* [Data excerpts]
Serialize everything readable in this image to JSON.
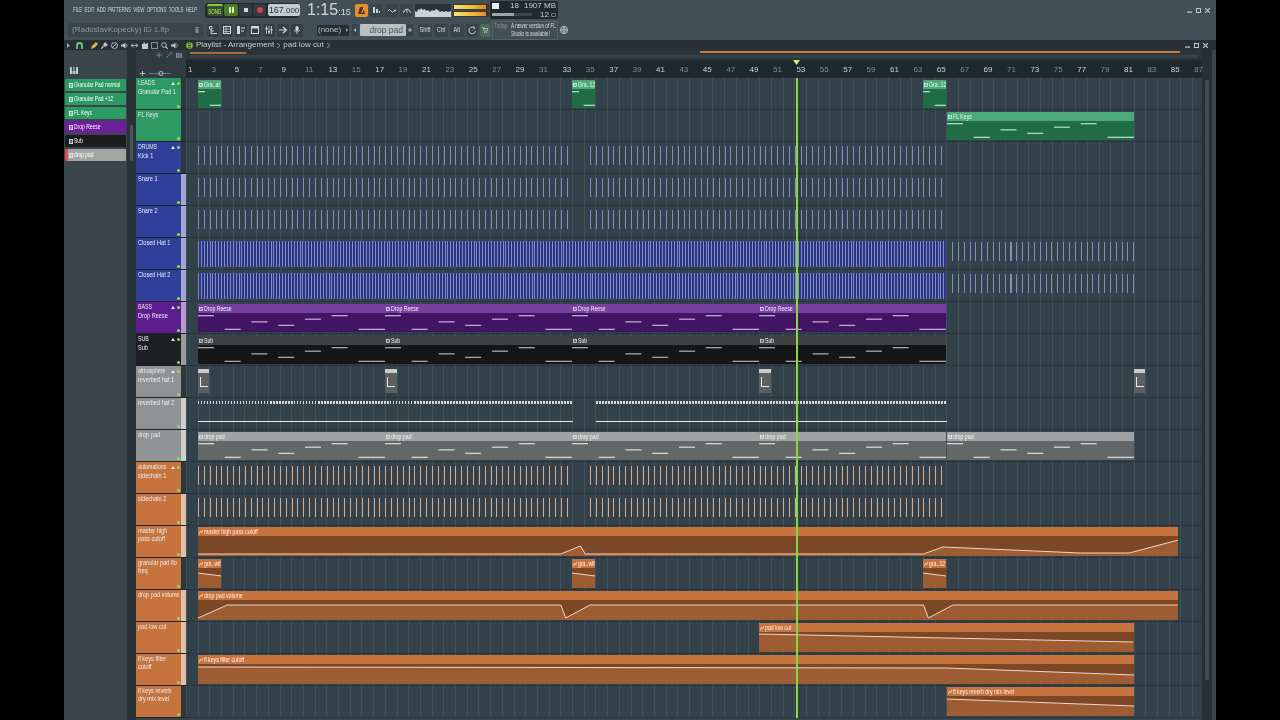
{
  "menu": [
    "FILE",
    "EDIT",
    "ADD",
    "PATTERNS",
    "VIEW",
    "OPTIONS",
    "TOOLS",
    "HELP"
  ],
  "project_hint": "(RadoslavKopecky) ID 1.flp",
  "transport": {
    "mode": "SONG",
    "playing": true,
    "tempo": "167",
    "tempo_decimals": ".000",
    "time": "1:15",
    "time_small": ":15"
  },
  "output_meters": [
    {
      "level": 0.95
    },
    {
      "level": 0.93
    }
  ],
  "monitor": {
    "cpu": {
      "level": 0.55
    },
    "voices": "18",
    "memory": "1907 MB",
    "polyphony": "12"
  },
  "toolbar": {
    "midi_input": "(none)",
    "pattern": "drop pad",
    "keys": [
      "Shift",
      "Ctrl",
      "Alt"
    ]
  },
  "news": {
    "date": "Today",
    "text": "A newer version of FL Studio is available!"
  },
  "playlist": {
    "title": "Playlist - Arrangement",
    "path": "pad low cut"
  },
  "patterns": [
    {
      "name": "Granular Pad normal",
      "color": "#2c9b63",
      "selected": false
    },
    {
      "name": "Granular Pad +12",
      "color": "#2c9b63",
      "selected": false
    },
    {
      "name": "FL Keys",
      "color": "#2c9b63",
      "selected": false
    },
    {
      "name": "Drop Reese",
      "color": "#6c1f9c",
      "selected": false
    },
    {
      "name": "Sub",
      "color": "#1b1d1e",
      "selected": false
    },
    {
      "name": "drop pad",
      "color": "#a3a6a3",
      "selected": true
    }
  ],
  "ruler": [
    "1",
    "3",
    "5",
    "7",
    "9",
    "11",
    "13",
    "15",
    "17",
    "19",
    "21",
    "23",
    "25",
    "27",
    "29",
    "31",
    "33",
    "35",
    "37",
    "39",
    "41",
    "43",
    "45",
    "47",
    "49",
    "51",
    "53",
    "55",
    "57",
    "59",
    "61",
    "63",
    "65",
    "67",
    "69",
    "71",
    "73",
    "75",
    "77",
    "79",
    "81",
    "83",
    "85",
    "87"
  ],
  "playhead": {
    "level": 0.601
  },
  "track_groups": [
    {
      "name": "LEADS",
      "color": "#2e9a63",
      "tracks": [
        {
          "name": "Granular Pad 1",
          "active": false,
          "clips": [
            {
              "kind": "notes",
              "label": "Gra..al"
            },
            {
              "kind": "notes",
              "label": "Gra..12"
            },
            {
              "kind": "notes",
              "label": "Gra..12"
            }
          ]
        },
        {
          "name": "FL Keys",
          "active": false,
          "clips": [
            {
              "kind": "notes",
              "label": "FL Keys"
            }
          ]
        }
      ]
    },
    {
      "name": "DRUMS",
      "color": "#2f3f9a",
      "tracks": [
        {
          "name": "Kick 1",
          "active": false,
          "clips": [
            {
              "kind": "hits"
            },
            {
              "kind": "hits"
            }
          ]
        },
        {
          "name": "Snare 1",
          "active": true,
          "clips": [
            {
              "kind": "hits"
            },
            {
              "kind": "hits"
            }
          ]
        },
        {
          "name": "Snare 2",
          "active": true,
          "clips": [
            {
              "kind": "hits"
            },
            {
              "kind": "hits"
            }
          ]
        },
        {
          "name": "Closed Hat 1",
          "active": true,
          "clips": [
            {
              "kind": "hats"
            },
            {
              "kind": "hits"
            }
          ]
        },
        {
          "name": "Closed Hat 2",
          "active": true,
          "clips": [
            {
              "kind": "hats"
            },
            {
              "kind": "hits"
            }
          ]
        }
      ]
    },
    {
      "name": "BASS",
      "color": "#5e1d8f",
      "tracks": [
        {
          "name": "Drop Reese",
          "active": true,
          "clips": [
            {
              "kind": "notes",
              "label": "Drop Reese"
            },
            {
              "kind": "notes",
              "label": "Drop Reese"
            },
            {
              "kind": "notes",
              "label": "Drop Reese"
            },
            {
              "kind": "notes",
              "label": "Drop Reese"
            }
          ]
        }
      ]
    },
    {
      "name": "SUB",
      "color": "#1d2022",
      "tracks": [
        {
          "name": "Sub",
          "active": true,
          "clips": [
            {
              "kind": "notes",
              "label": "Sub"
            },
            {
              "kind": "notes",
              "label": "Sub"
            },
            {
              "kind": "notes",
              "label": "Sub"
            },
            {
              "kind": "notes",
              "label": "Sub"
            }
          ]
        }
      ]
    },
    {
      "name": "atmosphere",
      "color": "#8f9393",
      "tracks": [
        {
          "name": "reverbed hat 1",
          "active": false,
          "clips": [
            {
              "kind": "marker"
            },
            {
              "kind": "marker"
            },
            {
              "kind": "marker"
            },
            {
              "kind": "marker"
            }
          ]
        },
        {
          "name": "reverbed hat 2",
          "active": true,
          "clips": [
            {
              "kind": "line"
            },
            {
              "kind": "line"
            }
          ]
        },
        {
          "name": "drop pad",
          "active": true,
          "clips": [
            {
              "kind": "notes",
              "label": "drop pad"
            },
            {
              "kind": "notes",
              "label": "drop pad"
            },
            {
              "kind": "notes",
              "label": "drop pad"
            },
            {
              "kind": "notes",
              "label": "drop pad"
            },
            {
              "kind": "notes",
              "label": "drop pad"
            }
          ]
        }
      ]
    },
    {
      "name": "automations",
      "color": "#c6733e",
      "tracks": [
        {
          "name": "sidechain 1",
          "active": false,
          "clips": [
            {
              "kind": "hits"
            },
            {
              "kind": "hits"
            }
          ]
        },
        {
          "name": "sidechain 2",
          "active": true,
          "clips": [
            {
              "kind": "hits"
            },
            {
              "kind": "hits"
            }
          ]
        },
        {
          "name": "master high pass cutoff",
          "active": true,
          "clips": [
            {
              "kind": "automation",
              "label": "master high pass cutoff"
            }
          ]
        },
        {
          "name": "granular pad lfo freq",
          "active": false,
          "clips": [
            {
              "kind": "automation",
              "label": "gra..wit"
            },
            {
              "kind": "automation",
              "label": "gra..wit"
            },
            {
              "kind": "automation",
              "label": "gra..12"
            }
          ]
        },
        {
          "name": "drop pad volume",
          "active": true,
          "clips": [
            {
              "kind": "automation",
              "label": "drop pad volume"
            }
          ]
        },
        {
          "name": "pad low cut",
          "active": true,
          "clips": [
            {
              "kind": "automation",
              "label": "pad low cut"
            }
          ]
        },
        {
          "name": "fl keys filter cutoff",
          "active": true,
          "clips": [
            {
              "kind": "automation",
              "label": "fl keys filter cutoff"
            }
          ]
        },
        {
          "name": "fl keys reverb dry mix level",
          "active": false,
          "clips": [
            {
              "kind": "automation",
              "label": "fl keys reverb dry mix level"
            }
          ]
        }
      ]
    }
  ]
}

* [Short task] Report how many lines in these entries contain "volume". Answer with the number only.

* [Written response] 2